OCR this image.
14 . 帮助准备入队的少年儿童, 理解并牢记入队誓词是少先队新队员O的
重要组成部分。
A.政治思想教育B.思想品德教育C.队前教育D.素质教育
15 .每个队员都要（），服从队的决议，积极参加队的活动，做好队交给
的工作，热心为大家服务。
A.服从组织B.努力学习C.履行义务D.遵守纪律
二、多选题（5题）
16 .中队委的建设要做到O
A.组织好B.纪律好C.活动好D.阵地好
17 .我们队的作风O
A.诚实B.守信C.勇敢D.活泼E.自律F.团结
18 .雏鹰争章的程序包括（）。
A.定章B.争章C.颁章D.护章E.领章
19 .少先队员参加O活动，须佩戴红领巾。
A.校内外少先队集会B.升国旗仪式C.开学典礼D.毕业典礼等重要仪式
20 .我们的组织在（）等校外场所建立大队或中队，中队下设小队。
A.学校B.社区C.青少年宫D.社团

__________________________________________________

■ **Exercise instructions**
Transcribe the whole listing exactly.

■ **Response for this exercise**
OCR this image.
14 . 帮助准备入队的少年儿童, 理解并牢记入队誓词是少先队新队员O的
重要组成部分。
A.政治思想教育B.思想品德教育C.队前教育D.素质教育
15 .每个队员都要（），服从队的决议，积极参加队的活动，做好队交给
的工作，热心为大家服务。
A.服从组织B.努力学习C.履行义务D.遵守纪律
二、多选题（5题）
16 .中队委的建设要做到O
A.组织好B.纪律好C.活动好D.阵地好
17 .我们队的作风O
A.诚实B.守信C.勇敢D.活泼E.自律F.团结
18 .雏鹰争章的程序包括（）。
A.定章B.争章C.颁章D.护章E.领章
19 .少先队员参加O活动，须佩戴红领巾。
A.校内外少先队集会B.升国旗仪式C.开学典礼D.毕业典礼等重要仪式
20 .我们的组织在（）等校外场所建立大队或中队，中队下设小队。
A.学校B.社区C.青少年宫D.社团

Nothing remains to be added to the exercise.